## TASK INSTRUCTIONS
Exclude images, then output the remaining data verbatim.

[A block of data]
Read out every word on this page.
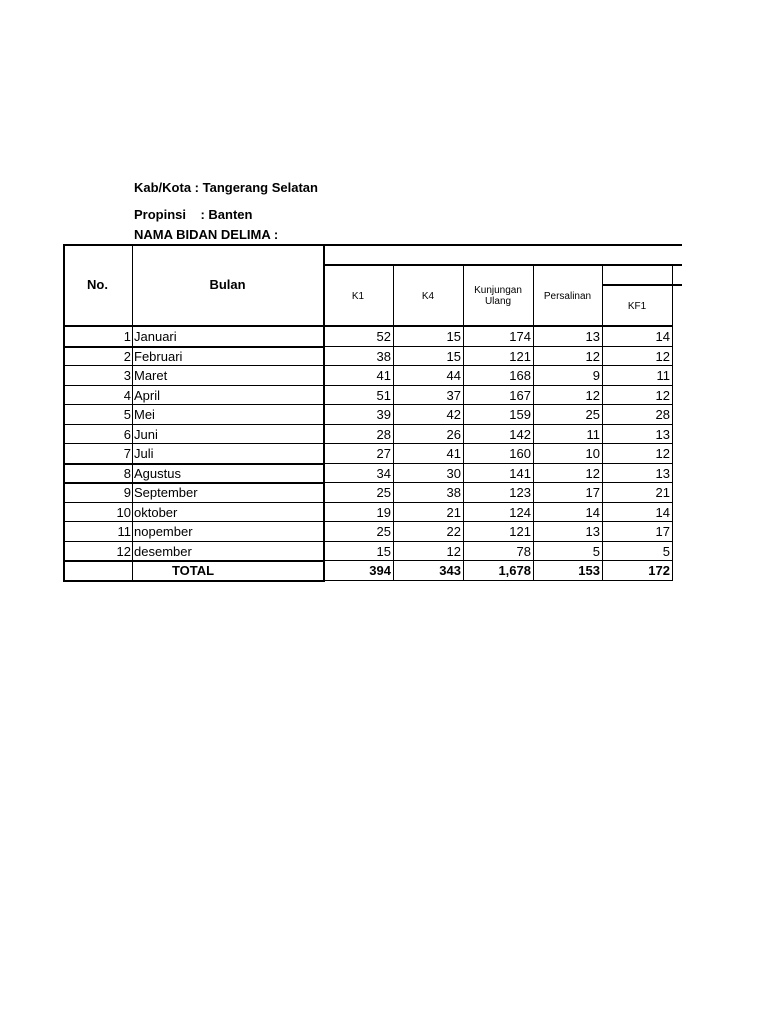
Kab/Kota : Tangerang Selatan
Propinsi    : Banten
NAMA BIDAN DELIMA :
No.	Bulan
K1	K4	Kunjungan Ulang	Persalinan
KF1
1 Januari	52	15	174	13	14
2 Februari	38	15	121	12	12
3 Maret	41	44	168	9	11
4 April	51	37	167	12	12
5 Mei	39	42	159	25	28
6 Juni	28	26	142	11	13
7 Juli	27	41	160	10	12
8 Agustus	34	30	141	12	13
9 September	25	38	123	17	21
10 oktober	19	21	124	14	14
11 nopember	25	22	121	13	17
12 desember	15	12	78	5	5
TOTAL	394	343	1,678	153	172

## FULL ANSWER
Read out every word on this page.
Kab/Kota : Tangerang Selatan
Propinsi    : Banten
NAMA BIDAN DELIMA :
No.	Bulan
K1	K4	Kunjungan Ulang	Persalinan
KF1
1 Januari	52	15	174	13	14
2 Februari	38	15	121	12	12
3 Maret	41	44	168	9	11
4 April	51	37	167	12	12
5 Mei	39	42	159	25	28
6 Juni	28	26	142	11	13
7 Juli	27	41	160	10	12
8 Agustus	34	30	141	12	13
9 September	25	38	123	17	21
10 oktober	19	21	124	14	14
11 nopember	25	22	121	13	17
12 desember	15	12	78	5	5
TOTAL	394	343	1,678	153	172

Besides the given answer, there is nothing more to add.